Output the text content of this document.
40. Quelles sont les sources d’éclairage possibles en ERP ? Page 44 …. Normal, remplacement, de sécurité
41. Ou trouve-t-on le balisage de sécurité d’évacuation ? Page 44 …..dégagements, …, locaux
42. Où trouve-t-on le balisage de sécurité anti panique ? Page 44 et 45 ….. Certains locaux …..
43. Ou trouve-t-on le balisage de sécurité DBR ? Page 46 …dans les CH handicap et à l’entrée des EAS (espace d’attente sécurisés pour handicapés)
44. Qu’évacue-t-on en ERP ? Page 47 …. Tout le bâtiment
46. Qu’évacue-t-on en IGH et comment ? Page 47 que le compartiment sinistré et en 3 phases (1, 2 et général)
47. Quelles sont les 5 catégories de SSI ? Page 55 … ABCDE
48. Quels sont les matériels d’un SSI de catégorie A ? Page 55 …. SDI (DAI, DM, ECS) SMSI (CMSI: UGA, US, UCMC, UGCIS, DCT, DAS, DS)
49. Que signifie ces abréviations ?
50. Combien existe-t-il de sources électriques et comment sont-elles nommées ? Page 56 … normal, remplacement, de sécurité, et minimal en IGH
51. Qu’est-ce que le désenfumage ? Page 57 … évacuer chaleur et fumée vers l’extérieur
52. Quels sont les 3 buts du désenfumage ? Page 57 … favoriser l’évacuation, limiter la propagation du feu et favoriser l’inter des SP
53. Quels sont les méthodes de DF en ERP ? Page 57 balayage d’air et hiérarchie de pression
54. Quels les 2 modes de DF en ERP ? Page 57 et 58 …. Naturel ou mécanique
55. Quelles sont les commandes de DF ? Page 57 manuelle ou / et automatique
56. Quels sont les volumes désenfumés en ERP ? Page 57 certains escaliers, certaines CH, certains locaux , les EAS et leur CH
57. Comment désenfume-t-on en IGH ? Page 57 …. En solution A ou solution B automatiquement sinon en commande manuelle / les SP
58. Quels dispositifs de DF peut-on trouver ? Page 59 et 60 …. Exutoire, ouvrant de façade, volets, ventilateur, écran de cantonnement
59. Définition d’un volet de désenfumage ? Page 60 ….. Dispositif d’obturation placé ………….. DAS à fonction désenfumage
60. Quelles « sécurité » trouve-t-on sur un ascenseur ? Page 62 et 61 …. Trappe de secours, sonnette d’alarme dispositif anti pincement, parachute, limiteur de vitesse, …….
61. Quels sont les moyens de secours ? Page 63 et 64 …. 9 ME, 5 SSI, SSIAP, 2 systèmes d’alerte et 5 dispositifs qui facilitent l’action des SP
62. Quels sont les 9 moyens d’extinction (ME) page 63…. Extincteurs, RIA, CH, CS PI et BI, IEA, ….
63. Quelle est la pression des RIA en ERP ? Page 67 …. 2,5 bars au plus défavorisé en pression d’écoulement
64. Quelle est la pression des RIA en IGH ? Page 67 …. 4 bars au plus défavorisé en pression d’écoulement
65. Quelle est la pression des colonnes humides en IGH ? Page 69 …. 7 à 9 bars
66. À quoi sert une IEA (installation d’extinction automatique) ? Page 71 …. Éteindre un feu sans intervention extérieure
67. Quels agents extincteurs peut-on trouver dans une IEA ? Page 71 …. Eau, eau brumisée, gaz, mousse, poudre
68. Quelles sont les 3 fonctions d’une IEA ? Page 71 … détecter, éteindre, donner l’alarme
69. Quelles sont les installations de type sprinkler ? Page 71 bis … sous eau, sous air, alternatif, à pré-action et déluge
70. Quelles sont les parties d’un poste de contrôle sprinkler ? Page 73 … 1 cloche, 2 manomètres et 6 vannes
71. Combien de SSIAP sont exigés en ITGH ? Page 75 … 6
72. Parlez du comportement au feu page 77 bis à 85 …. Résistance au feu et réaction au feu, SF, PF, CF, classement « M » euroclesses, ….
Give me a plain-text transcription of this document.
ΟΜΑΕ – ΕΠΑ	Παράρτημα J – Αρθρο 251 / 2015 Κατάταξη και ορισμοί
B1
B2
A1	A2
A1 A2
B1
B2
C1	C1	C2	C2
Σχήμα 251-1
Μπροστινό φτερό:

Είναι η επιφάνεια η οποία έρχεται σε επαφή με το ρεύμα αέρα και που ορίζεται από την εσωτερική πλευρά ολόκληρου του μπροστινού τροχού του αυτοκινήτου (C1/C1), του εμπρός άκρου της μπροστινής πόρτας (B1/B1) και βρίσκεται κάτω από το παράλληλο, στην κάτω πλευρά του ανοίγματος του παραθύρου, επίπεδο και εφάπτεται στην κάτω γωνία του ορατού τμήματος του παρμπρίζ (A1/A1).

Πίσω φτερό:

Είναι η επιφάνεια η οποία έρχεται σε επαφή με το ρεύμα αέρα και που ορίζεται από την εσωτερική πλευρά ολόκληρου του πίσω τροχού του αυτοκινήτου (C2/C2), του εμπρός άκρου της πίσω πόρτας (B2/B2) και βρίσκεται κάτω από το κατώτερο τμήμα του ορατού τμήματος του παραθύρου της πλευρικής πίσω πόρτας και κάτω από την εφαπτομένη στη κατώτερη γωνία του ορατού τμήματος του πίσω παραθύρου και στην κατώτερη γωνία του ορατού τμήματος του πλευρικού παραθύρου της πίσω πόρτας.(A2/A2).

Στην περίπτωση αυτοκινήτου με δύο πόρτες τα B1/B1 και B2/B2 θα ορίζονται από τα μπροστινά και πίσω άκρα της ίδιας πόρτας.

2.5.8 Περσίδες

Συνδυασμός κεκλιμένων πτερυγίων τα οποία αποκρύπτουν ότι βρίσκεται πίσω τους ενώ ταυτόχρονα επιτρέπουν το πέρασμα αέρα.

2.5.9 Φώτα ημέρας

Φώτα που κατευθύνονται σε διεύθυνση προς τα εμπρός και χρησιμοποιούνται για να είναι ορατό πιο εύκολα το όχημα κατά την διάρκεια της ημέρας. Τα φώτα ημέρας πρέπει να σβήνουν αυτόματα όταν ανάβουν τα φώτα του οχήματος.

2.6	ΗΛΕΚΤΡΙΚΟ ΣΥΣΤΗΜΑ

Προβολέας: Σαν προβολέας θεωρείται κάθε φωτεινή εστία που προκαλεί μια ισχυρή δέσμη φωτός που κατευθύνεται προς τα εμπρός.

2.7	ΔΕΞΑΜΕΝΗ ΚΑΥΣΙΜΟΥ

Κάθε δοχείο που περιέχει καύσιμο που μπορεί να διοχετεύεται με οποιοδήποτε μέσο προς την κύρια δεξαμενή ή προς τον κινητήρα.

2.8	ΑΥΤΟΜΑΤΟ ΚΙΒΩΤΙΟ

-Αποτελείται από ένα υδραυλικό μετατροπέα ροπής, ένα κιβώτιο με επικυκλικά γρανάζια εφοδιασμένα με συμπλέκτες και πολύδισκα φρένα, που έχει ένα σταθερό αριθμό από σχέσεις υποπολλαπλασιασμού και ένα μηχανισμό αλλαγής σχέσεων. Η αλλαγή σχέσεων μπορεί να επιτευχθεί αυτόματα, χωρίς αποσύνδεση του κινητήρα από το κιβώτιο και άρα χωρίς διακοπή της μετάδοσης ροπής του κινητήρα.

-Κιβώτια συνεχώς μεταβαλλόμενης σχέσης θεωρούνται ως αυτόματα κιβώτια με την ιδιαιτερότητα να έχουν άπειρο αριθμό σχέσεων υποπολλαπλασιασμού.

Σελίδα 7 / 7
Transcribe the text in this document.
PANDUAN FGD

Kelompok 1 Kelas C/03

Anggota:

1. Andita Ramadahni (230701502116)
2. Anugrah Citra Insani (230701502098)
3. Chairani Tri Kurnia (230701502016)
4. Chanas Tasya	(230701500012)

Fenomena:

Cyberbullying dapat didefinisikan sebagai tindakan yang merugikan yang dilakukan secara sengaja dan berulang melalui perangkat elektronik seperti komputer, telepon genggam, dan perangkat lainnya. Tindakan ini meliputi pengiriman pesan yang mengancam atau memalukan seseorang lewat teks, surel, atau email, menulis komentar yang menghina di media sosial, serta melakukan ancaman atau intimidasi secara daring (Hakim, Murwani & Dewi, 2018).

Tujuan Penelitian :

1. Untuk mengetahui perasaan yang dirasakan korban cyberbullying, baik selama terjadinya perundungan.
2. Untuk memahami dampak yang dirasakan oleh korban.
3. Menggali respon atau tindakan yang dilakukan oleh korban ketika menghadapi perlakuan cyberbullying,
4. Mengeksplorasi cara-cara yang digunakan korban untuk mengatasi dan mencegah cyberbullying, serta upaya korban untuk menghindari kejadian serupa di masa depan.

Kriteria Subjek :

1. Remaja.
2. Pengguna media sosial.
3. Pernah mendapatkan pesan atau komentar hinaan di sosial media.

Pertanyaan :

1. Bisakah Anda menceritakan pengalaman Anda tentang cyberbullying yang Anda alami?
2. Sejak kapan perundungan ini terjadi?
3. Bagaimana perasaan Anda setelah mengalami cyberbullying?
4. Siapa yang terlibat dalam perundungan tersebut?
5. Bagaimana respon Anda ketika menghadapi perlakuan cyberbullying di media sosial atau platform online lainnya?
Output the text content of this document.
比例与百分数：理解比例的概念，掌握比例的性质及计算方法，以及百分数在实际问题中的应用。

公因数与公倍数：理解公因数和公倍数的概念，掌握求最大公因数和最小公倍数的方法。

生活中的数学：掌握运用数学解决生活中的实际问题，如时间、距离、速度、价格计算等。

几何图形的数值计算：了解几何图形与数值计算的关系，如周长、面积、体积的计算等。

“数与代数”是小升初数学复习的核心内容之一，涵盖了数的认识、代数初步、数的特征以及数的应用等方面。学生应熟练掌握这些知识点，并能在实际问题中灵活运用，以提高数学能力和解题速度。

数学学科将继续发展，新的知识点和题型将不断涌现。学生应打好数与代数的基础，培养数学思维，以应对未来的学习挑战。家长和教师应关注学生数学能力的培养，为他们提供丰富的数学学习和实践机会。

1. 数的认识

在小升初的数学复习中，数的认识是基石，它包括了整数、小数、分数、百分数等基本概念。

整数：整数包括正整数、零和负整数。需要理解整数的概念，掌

━━━━━━━━

## [TASK PROMPT]
Using the material above, copy every line in which the string "balisage" occurs.

## [SOLVED PROBLEM]
41. Ou trouve-t-on le balisage de sécurité d’évacuation ? Page 44 …..dégagements, …, locaux
42. Où trouve-t-on le balisage de sécurité anti panique ? Page 44 et 45 ….. Certains locaux …..
43. Ou trouve-t-on le balisage de sécurité DBR ? Page 46 …dans les CH handicap et à l’entrée des EAS (espace d’attente sécurisés pour handicapés)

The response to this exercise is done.